━━ DATA SHOWN

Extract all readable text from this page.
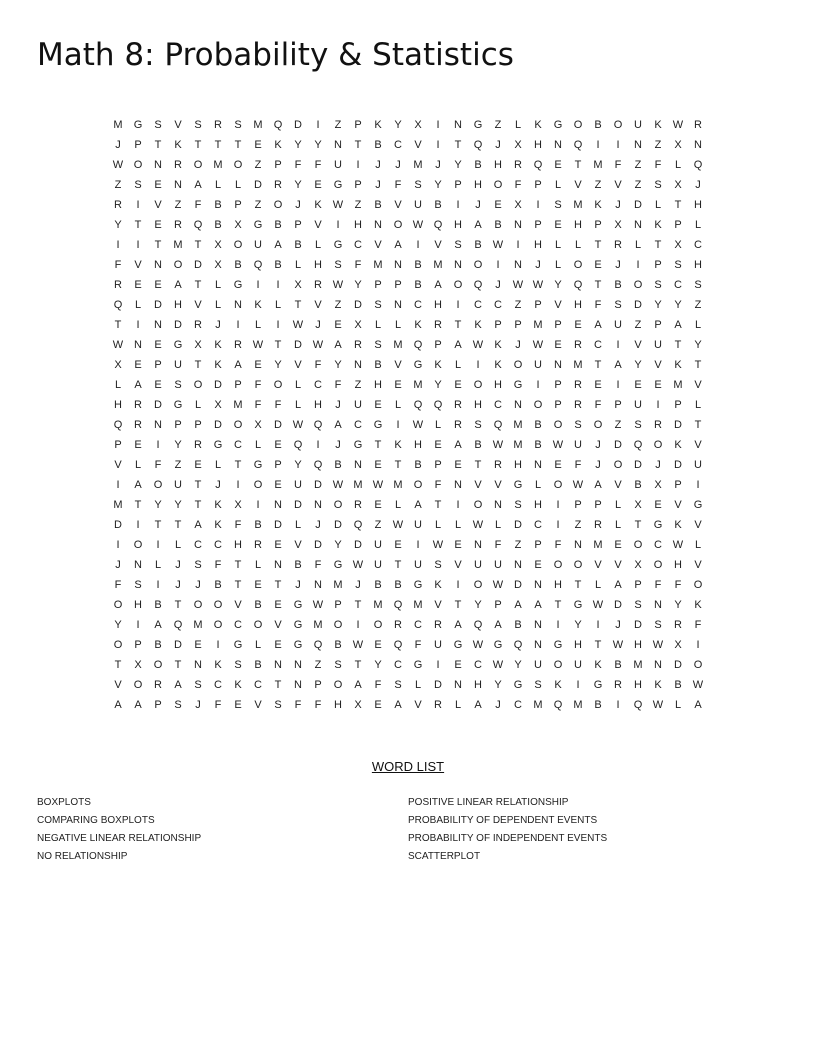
Math 8: Probability & Statistics
M	G	S	V	S	R	S	M	Q	D	I	Z	P	K	Y	X	I	N	G	Z	L	K	G	O	B	O	U	K	W R
J	P	T	K	T	T	T	E	K	Y	Y	N	T	B	C	V	I	T	Q	J	X	H	N	Q	I	I	N	Z	X	N
W O	N	R	O	M	O	Z	P	F	F	U	I	J	J	M	J	Y	B	H	R	Q	E	T	M	F	Z	F	L	Q
Z	S	E	N	A	L	L	D	R	Y	E	G	P	J	F	S	Y	P	H	O	F	P	L	V	Z	V	Z	S	X	J
R	I	V	Z	F	B	P	Z	O	J	K	W	Z	B	V	U	B	I	J	E	X	I	S	M	K	J	D	L	T	H
Y	T	E	R	Q	B	X	G	B	P	V	I	H	N	O W Q	H	A	B	N	P	E	H	P	X	N	K	P	L
I	I	T	M	T	X	O	U	A	B	L	G	C	V	A	I	V	S	B	W	I	H	L	L	T	R	L	T	X	C
F	V	N	O	D	X	B	Q	B	L	H	S	F	M	N	B	M	N	O	I	N	J	L	O	E	J	I	P	S	H
R	E	E	A	T	L	G	I	I	X	R W	Y	P	P	B	A	O	Q	J	W W	Y	Q	T	B	O	S	C	S
Q	L	D	H	V	L	N	K	L	T	V	Z	D	S	N	C	H	I	C	C	Z	P	V	H	F	S	D	Y	Y	Z
T	I	N	D	R	J	I	L	I	W	J	E	X	L	L	K	R	T	K	P	P	M	P	E	A	U	Z	P	A	L
W N	E	G	X	K	R W	T	D W	A	R	S	M	Q	P	A	W	K	J	W	E	R	C	I	V	U	T	Y
X	E	P	U	T	K	A	E	Y	V	F	Y	N	B	V	G	K	L	I	K	O	U	N	M	T	A	Y	V	K	T
L	A	E	S	O	D	P	F	O	L	C	F	Z	H	E	M	Y	E	O	H	G	I	P	R	E	I	E	E	M	V
H	R	D	G	L	X	M	F	F	L	H	J	U	E	L	Q	Q	R	H	C	N	O	P	R	F	P	U	I	P	L
Q	R	N	P	P	D	O	X	D W Q	A	C	G	I	W	L	R	S	Q	M	B	O	S	O	Z	S	R	D	T
P	E	I	Y	R	G	C	L	E	Q	I	J	G	T	K	H	E	A	B	W M	B	W U	J	D	Q	O	K	V
V	L	F	Z	E	L	T	G	P	Y	Q	B	N	E	T	B	P	E	T	R	H	N	E	F	J	O	D	J	D	U
I	A	O	U	T	J	I	O	E	U	D W M W M	O	F	N	V	V	G	L	O W	A	V	B	X	P	I
M	T	Y	Y	T	K	X	I	N	D	N	O	R	E	L	A	T	I	O	N	S	H	I	P	P	L	X	E	V	G
D	I	T	T	A	K	F	B	D	L	J	D	Q	Z	W U	L	L	W	L	D	C	I	Z	R	L	T	G	K	V
I	O	I	L	C	C	H	R	E	V	D	Y	D	U	E	I	W	E	N	F	Z	P	F	N	M	E	O	C W	L
J	N	L	J	S	F	T	L	N	B	F	G W U	T	U	S	V	U	U	N	E	O	O	V	V	X	O	H	V
F	S	I	J	J	B	T	E	T	J	N	M	J	B	B	G	K	I	O W D	N	H	T	L	A	P	F	F	O
O	H	B	T	O	O	V	B	E	G W	P	T	M	Q	M	V	T	Y	P	A	A	T	G W D	S	N	Y	K
Y	I	A	Q	M	O	C	O	V	G	M	O	I	O	R	C	R	A	Q	A	B	N	I	Y	I	J	D	S	R	F
O	P	B	D	E	I	G	L	E	G	Q	B	W	E	Q	F	U	G W G	Q	N	G	H	T	W H W	X	I
T	X	O	T	N	K	S	B	N	N	Z	S	T	Y	C	G	I	E	C W	Y	U	O	U	K	B	M	N	D	O
V	O	R	A	S	C	K	C	T	N	P	O	A	F	S	L	D	N	H	Y	G	S	K	I	G	R	H	K	B	W
A	A	P	S	J	F	E	V	S	F	F	H	X	E	A	V	R	L	A	J	C	M	Q	M	B	I	Q W	L	A
WORD LIST
BOXPLOTS
COMPARING BOXPLOTS
NEGATIVE LINEAR RELATIONSHIP
NO RELATIONSHIP
POSITIVE LINEAR RELATIONSHIP
PROBABILITY OF DEPENDENT EVENTS
PROBABILITY OF INDEPENDENT EVENTS
SCATTERPLOT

━━━━

TASK GOAL
Transcribe all of the records above character for character. Exclude the pictures.

SOLUTION TO THIS PROBLEM
Extract all readable text from this page.
Math 8: Probability & Statistics
M	G	S	V	S	R	S	M	Q	D	I	Z	P	K	Y	X	I	N	G	Z	L	K	G	O	B	O	U	K	W R
J	P	T	K	T	T	T	E	K	Y	Y	N	T	B	C	V	I	T	Q	J	X	H	N	Q	I	I	N	Z	X	N
W O	N	R	O	M	O	Z	P	F	F	U	I	J	J	M	J	Y	B	H	R	Q	E	T	M	F	Z	F	L	Q
Z	S	E	N	A	L	L	D	R	Y	E	G	P	J	F	S	Y	P	H	O	F	P	L	V	Z	V	Z	S	X	J
R	I	V	Z	F	B	P	Z	O	J	K	W	Z	B	V	U	B	I	J	E	X	I	S	M	K	J	D	L	T	H
Y	T	E	R	Q	B	X	G	B	P	V	I	H	N	O W Q	H	A	B	N	P	E	H	P	X	N	K	P	L
I	I	T	M	T	X	O	U	A	B	L	G	C	V	A	I	V	S	B	W	I	H	L	L	T	R	L	T	X	C
F	V	N	O	D	X	B	Q	B	L	H	S	F	M	N	B	M	N	O	I	N	J	L	O	E	J	I	P	S	H
R	E	E	A	T	L	G	I	I	X	R W	Y	P	P	B	A	O	Q	J	W W	Y	Q	T	B	O	S	C	S
Q	L	D	H	V	L	N	K	L	T	V	Z	D	S	N	C	H	I	C	C	Z	P	V	H	F	S	D	Y	Y	Z
T	I	N	D	R	J	I	L	I	W	J	E	X	L	L	K	R	T	K	P	P	M	P	E	A	U	Z	P	A	L
W N	E	G	X	K	R W	T	D W	A	R	S	M	Q	P	A	W	K	J	W	E	R	C	I	V	U	T	Y
X	E	P	U	T	K	A	E	Y	V	F	Y	N	B	V	G	K	L	I	K	O	U	N	M	T	A	Y	V	K	T
L	A	E	S	O	D	P	F	O	L	C	F	Z	H	E	M	Y	E	O	H	G	I	P	R	E	I	E	E	M	V
H	R	D	G	L	X	M	F	F	L	H	J	U	E	L	Q	Q	R	H	C	N	O	P	R	F	P	U	I	P	L
Q	R	N	P	P	D	O	X	D W Q	A	C	G	I	W	L	R	S	Q	M	B	O	S	O	Z	S	R	D	T
P	E	I	Y	R	G	C	L	E	Q	I	J	G	T	K	H	E	A	B	W M	B	W U	J	D	Q	O	K	V
V	L	F	Z	E	L	T	G	P	Y	Q	B	N	E	T	B	P	E	T	R	H	N	E	F	J	O	D	J	D	U
I	A	O	U	T	J	I	O	E	U	D W M W M	O	F	N	V	V	G	L	O W	A	V	B	X	P	I
M	T	Y	Y	T	K	X	I	N	D	N	O	R	E	L	A	T	I	O	N	S	H	I	P	P	L	X	E	V	G
D	I	T	T	A	K	F	B	D	L	J	D	Q	Z	W U	L	L	W	L	D	C	I	Z	R	L	T	G	K	V
I	O	I	L	C	C	H	R	E	V	D	Y	D	U	E	I	W	E	N	F	Z	P	F	N	M	E	O	C W	L
J	N	L	J	S	F	T	L	N	B	F	G W U	T	U	S	V	U	U	N	E	O	O	V	V	X	O	H	V
F	S	I	J	J	B	T	E	T	J	N	M	J	B	B	G	K	I	O W D	N	H	T	L	A	P	F	F	O
O	H	B	T	O	O	V	B	E	G W	P	T	M	Q	M	V	T	Y	P	A	A	T	G W D	S	N	Y	K
Y	I	A	Q	M	O	C	O	V	G	M	O	I	O	R	C	R	A	Q	A	B	N	I	Y	I	J	D	S	R	F
O	P	B	D	E	I	G	L	E	G	Q	B	W	E	Q	F	U	G W G	Q	N	G	H	T	W H W	X	I
T	X	O	T	N	K	S	B	N	N	Z	S	T	Y	C	G	I	E	C W	Y	U	O	U	K	B	M	N	D	O
V	O	R	A	S	C	K	C	T	N	P	O	A	F	S	L	D	N	H	Y	G	S	K	I	G	R	H	K	B	W
A	A	P	S	J	F	E	V	S	F	F	H	X	E	A	V	R	L	A	J	C	M	Q	M	B	I	Q W	L	A
WORD LIST
BOXPLOTS
COMPARING BOXPLOTS
NEGATIVE LINEAR RELATIONSHIP
NO RELATIONSHIP
POSITIVE LINEAR RELATIONSHIP
PROBABILITY OF DEPENDENT EVENTS
PROBABILITY OF INDEPENDENT EVENTS
SCATTERPLOT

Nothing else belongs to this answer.